- What you have to do: Check each line below for "프로그램이" and report how many have it, nothing else.

- Excerpted records:
◇ ◇ ◇
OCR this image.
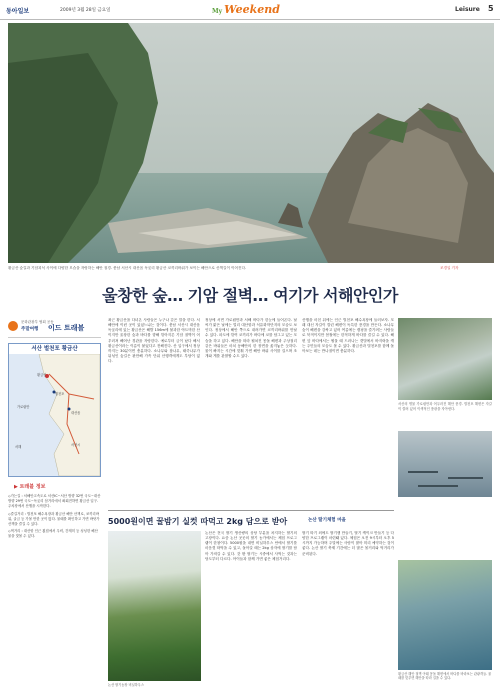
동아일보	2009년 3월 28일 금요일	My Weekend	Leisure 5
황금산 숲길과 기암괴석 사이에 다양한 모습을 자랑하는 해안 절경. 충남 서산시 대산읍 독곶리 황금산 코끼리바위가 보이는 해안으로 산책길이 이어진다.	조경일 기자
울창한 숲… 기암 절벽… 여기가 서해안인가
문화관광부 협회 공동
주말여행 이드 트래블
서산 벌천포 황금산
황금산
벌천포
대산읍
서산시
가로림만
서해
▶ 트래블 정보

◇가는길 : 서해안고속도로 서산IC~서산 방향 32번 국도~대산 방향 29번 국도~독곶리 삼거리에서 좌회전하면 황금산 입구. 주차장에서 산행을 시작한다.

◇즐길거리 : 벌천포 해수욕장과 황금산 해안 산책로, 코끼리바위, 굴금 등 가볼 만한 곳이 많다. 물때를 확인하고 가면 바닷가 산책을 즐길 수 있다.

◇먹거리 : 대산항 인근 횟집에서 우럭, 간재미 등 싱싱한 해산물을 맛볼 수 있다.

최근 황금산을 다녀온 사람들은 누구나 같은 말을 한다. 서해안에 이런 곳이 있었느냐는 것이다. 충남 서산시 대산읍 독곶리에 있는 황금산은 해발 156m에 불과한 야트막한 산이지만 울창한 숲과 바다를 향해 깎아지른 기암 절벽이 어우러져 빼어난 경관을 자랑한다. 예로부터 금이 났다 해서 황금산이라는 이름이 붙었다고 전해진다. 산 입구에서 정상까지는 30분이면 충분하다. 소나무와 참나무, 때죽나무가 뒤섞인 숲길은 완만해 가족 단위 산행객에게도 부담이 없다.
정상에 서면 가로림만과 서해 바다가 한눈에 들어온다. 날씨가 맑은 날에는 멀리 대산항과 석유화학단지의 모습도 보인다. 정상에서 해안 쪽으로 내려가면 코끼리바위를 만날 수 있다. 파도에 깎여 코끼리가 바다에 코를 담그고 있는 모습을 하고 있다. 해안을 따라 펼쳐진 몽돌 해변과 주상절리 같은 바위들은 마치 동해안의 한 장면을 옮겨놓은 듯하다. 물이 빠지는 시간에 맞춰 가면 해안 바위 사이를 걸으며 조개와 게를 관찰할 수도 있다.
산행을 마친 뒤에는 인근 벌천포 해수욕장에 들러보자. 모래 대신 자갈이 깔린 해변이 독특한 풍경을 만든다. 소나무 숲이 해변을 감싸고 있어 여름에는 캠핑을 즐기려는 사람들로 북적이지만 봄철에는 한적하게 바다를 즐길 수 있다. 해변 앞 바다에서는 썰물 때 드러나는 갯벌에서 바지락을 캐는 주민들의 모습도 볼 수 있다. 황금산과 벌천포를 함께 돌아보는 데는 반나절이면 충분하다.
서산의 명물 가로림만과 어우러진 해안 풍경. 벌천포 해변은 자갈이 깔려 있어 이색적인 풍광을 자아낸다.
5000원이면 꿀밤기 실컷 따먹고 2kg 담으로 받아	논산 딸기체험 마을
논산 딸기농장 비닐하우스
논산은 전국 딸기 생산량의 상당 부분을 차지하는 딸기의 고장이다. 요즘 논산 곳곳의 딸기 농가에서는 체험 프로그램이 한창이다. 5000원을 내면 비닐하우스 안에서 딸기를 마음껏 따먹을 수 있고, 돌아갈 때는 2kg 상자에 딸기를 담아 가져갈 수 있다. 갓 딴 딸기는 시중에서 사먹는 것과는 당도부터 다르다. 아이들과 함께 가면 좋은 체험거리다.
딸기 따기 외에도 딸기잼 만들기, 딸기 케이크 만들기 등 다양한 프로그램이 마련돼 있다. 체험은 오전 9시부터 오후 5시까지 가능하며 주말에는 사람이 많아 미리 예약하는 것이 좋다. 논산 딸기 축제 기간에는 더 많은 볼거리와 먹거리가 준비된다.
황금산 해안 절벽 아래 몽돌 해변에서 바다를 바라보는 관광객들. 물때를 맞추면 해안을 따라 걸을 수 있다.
◇ ◇ ◇
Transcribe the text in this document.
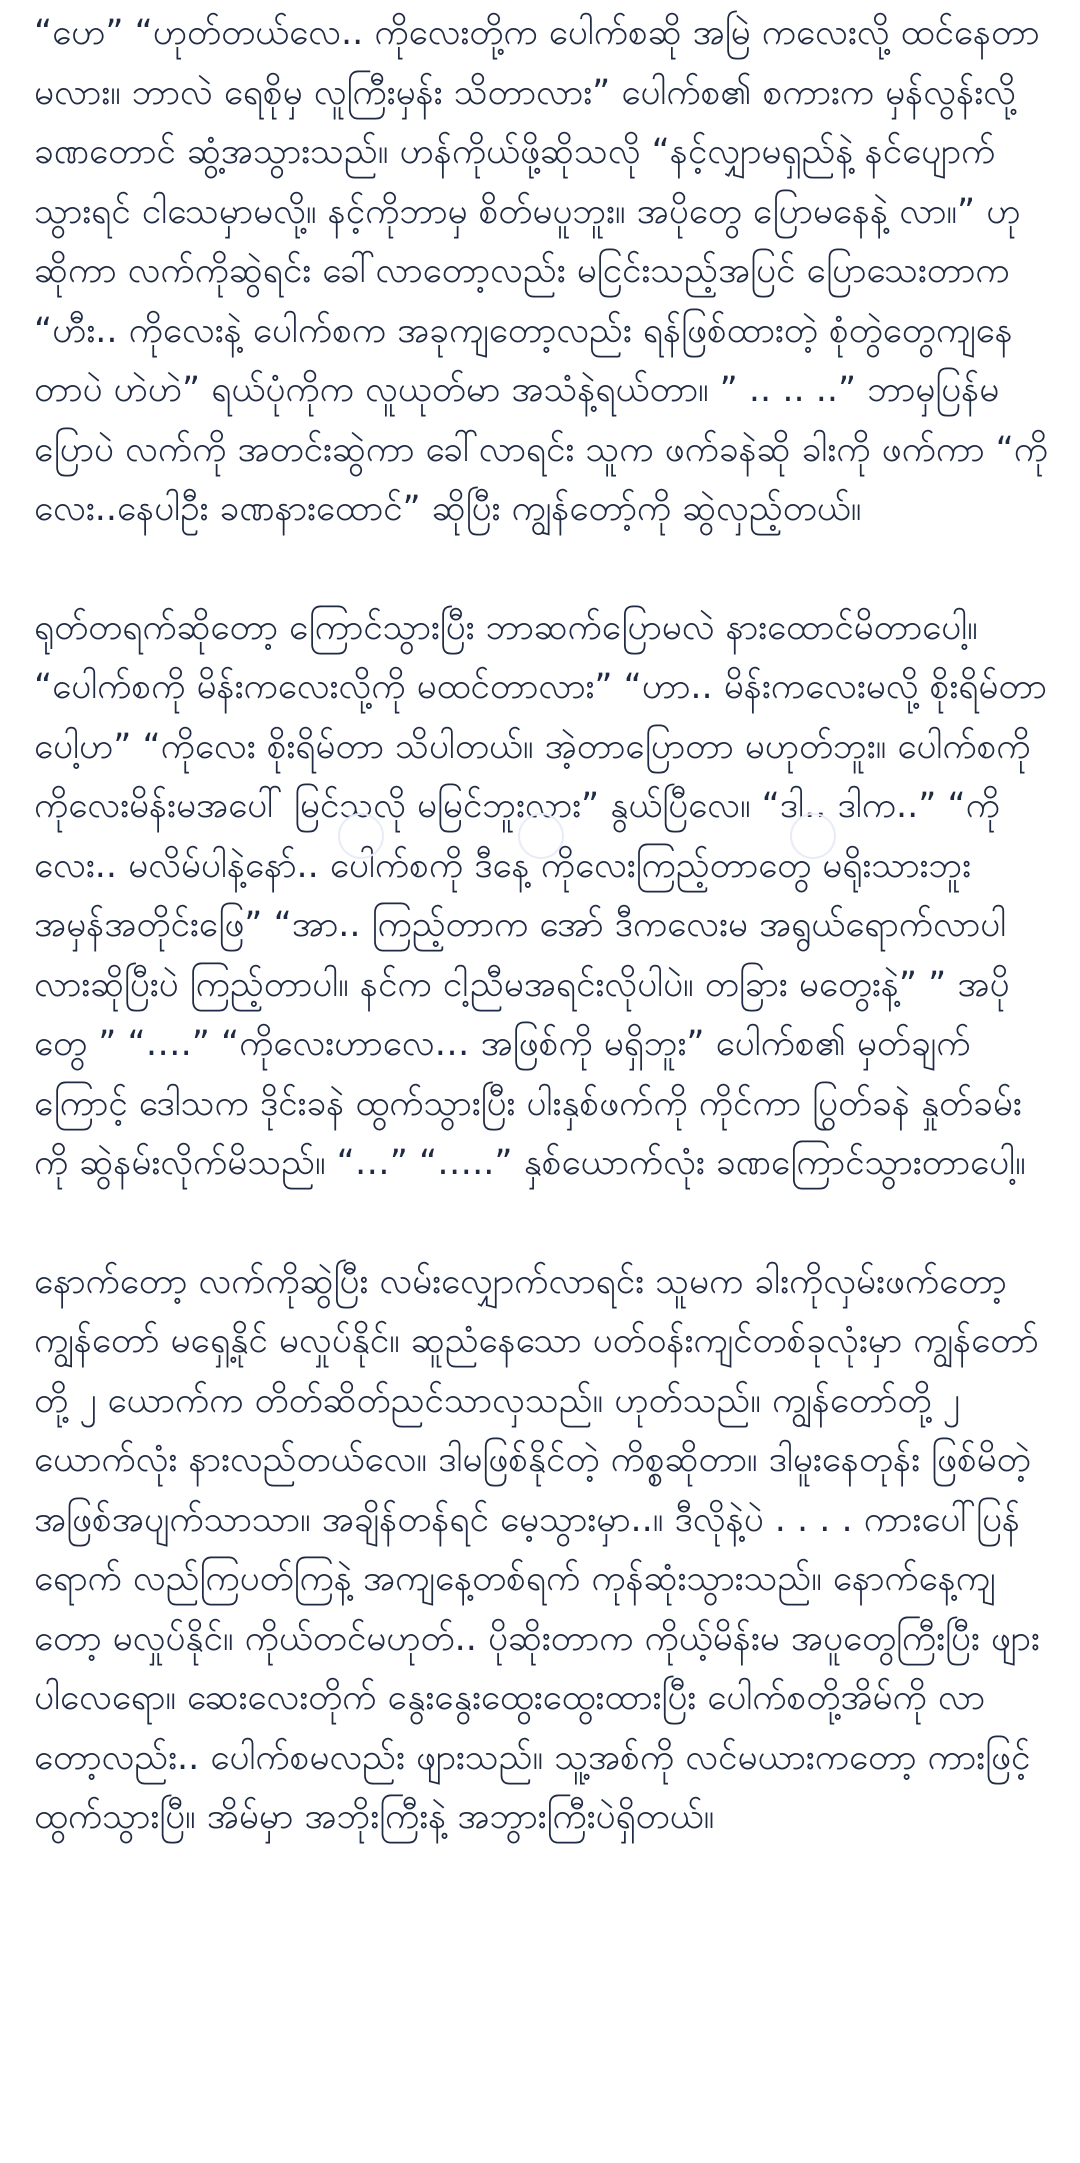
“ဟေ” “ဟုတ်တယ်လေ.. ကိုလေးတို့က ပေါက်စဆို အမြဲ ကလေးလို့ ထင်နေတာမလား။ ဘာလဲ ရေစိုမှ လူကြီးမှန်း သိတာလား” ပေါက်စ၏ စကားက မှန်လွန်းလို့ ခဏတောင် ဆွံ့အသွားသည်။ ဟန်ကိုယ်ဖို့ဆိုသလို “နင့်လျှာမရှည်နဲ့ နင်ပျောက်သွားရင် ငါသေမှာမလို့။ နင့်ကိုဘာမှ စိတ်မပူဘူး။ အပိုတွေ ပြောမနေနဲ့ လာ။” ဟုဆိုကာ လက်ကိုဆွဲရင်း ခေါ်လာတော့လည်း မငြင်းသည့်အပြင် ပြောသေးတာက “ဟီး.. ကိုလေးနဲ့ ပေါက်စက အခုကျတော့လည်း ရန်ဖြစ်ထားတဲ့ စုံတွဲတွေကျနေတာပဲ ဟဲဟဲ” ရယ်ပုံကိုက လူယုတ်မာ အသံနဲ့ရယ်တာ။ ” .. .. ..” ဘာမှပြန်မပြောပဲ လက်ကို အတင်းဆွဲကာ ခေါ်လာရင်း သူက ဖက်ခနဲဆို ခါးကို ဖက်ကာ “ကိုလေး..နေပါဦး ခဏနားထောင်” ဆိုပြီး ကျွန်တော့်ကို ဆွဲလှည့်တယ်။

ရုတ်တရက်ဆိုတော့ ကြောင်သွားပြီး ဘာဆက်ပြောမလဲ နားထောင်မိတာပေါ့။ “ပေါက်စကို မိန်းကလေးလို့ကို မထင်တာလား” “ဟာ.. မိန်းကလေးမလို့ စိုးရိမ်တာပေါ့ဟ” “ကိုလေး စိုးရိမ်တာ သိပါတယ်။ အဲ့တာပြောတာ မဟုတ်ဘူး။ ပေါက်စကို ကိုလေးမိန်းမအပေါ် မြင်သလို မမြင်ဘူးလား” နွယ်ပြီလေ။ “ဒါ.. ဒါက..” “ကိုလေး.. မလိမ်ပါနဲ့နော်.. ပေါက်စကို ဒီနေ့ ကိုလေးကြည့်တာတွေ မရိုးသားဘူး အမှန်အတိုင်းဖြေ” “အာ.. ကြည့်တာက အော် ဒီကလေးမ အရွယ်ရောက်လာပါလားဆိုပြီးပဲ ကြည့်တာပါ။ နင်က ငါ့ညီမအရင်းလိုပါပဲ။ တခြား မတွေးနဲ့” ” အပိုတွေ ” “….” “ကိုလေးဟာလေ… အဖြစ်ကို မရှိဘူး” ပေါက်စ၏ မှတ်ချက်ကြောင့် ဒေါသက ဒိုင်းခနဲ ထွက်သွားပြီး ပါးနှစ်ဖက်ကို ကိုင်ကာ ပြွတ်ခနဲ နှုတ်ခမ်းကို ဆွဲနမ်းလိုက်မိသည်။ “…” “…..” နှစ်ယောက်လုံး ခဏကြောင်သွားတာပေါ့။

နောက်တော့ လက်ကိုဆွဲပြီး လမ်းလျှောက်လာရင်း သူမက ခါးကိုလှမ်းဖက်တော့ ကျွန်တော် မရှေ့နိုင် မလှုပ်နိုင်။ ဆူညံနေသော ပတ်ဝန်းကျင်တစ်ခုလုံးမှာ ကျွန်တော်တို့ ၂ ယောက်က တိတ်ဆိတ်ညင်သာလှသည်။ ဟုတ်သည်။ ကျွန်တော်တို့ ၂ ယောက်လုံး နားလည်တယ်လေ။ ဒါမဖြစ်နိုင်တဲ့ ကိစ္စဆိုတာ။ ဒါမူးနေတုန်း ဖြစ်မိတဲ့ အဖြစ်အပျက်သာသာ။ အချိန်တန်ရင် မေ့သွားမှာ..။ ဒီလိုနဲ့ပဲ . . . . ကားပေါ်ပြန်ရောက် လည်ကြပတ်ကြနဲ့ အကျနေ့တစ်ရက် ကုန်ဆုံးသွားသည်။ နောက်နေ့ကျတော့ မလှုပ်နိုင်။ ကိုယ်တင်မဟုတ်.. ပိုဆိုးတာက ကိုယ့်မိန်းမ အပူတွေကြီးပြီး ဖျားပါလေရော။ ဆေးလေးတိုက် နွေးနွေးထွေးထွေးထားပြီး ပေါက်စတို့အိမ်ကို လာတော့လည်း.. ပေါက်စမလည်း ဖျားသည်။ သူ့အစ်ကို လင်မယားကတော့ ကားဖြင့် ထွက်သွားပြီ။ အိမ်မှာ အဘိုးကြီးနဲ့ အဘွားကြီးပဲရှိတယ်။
◇ ◇ ◇
- Solution to this exercise: 2